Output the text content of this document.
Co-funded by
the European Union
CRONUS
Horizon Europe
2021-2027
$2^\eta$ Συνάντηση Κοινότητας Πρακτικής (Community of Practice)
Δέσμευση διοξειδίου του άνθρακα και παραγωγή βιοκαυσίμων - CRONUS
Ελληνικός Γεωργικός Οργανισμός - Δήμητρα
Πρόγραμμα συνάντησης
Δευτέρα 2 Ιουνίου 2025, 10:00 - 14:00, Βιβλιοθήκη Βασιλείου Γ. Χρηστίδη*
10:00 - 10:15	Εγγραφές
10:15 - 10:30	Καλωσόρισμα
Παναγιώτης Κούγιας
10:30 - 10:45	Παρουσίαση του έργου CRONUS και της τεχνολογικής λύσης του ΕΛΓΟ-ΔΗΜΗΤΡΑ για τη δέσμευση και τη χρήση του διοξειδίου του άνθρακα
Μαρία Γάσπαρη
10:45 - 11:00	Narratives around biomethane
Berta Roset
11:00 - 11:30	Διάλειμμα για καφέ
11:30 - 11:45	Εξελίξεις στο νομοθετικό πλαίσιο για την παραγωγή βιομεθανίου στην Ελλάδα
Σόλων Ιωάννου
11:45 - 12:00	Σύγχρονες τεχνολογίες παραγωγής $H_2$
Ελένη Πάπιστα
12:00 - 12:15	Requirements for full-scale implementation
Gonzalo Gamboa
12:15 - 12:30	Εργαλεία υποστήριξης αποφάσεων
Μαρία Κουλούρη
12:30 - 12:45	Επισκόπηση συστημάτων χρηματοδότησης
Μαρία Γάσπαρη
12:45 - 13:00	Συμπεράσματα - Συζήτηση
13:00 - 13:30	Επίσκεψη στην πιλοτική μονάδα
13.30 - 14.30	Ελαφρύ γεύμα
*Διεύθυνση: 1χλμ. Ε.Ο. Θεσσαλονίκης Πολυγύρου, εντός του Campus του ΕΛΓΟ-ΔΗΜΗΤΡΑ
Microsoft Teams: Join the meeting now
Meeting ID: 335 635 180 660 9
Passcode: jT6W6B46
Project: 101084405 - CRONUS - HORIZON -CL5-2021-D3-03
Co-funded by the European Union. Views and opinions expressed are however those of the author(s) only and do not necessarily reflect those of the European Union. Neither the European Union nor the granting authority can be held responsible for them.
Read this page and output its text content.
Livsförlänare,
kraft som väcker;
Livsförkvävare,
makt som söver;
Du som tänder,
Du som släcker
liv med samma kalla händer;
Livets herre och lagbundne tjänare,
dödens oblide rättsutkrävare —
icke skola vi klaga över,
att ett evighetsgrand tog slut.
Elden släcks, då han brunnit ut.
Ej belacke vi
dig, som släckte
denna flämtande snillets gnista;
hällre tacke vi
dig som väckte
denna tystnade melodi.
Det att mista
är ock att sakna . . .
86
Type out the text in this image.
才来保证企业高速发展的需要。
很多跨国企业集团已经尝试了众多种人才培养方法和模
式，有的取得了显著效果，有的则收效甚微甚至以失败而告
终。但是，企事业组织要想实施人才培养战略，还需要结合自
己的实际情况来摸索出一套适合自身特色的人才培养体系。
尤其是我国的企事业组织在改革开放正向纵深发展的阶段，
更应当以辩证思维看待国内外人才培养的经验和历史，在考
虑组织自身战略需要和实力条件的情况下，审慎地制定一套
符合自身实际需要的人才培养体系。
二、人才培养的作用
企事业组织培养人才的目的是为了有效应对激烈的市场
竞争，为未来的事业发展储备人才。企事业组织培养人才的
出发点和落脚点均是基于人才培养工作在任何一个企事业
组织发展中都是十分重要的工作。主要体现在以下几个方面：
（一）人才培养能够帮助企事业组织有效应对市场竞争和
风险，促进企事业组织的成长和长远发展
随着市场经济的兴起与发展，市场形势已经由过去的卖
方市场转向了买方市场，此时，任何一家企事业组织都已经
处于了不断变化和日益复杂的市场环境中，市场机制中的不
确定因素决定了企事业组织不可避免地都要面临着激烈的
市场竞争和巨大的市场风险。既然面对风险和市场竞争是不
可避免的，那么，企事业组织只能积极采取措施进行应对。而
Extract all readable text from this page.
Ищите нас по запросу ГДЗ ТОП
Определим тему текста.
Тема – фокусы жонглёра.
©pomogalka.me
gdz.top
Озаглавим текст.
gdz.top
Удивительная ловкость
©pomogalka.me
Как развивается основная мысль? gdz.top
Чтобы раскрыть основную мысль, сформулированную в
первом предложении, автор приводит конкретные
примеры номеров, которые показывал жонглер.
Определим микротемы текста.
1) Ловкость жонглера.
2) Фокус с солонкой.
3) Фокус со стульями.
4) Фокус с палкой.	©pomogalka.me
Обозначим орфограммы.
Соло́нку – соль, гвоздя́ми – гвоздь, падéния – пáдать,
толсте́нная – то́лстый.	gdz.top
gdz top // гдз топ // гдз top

# # # # # # #

SHORT TASK
Pick out and copy the lines of the entries that hold the string "άνθρακα".

RESPONSE TO THIS EXERCISE
Δέσμευση διοξειδίου του άνθρακα και παραγωγή βιοκαυσίμων - CRONUS
10:30 - 10:45	Παρουσίαση του έργου CRONUS και της τεχνολογικής λύσης του ΕΛΓΟ-ΔΗΜΗΤΡΑ για τη δέσμευση και τη χρήση του διοξειδίου του άνθρακα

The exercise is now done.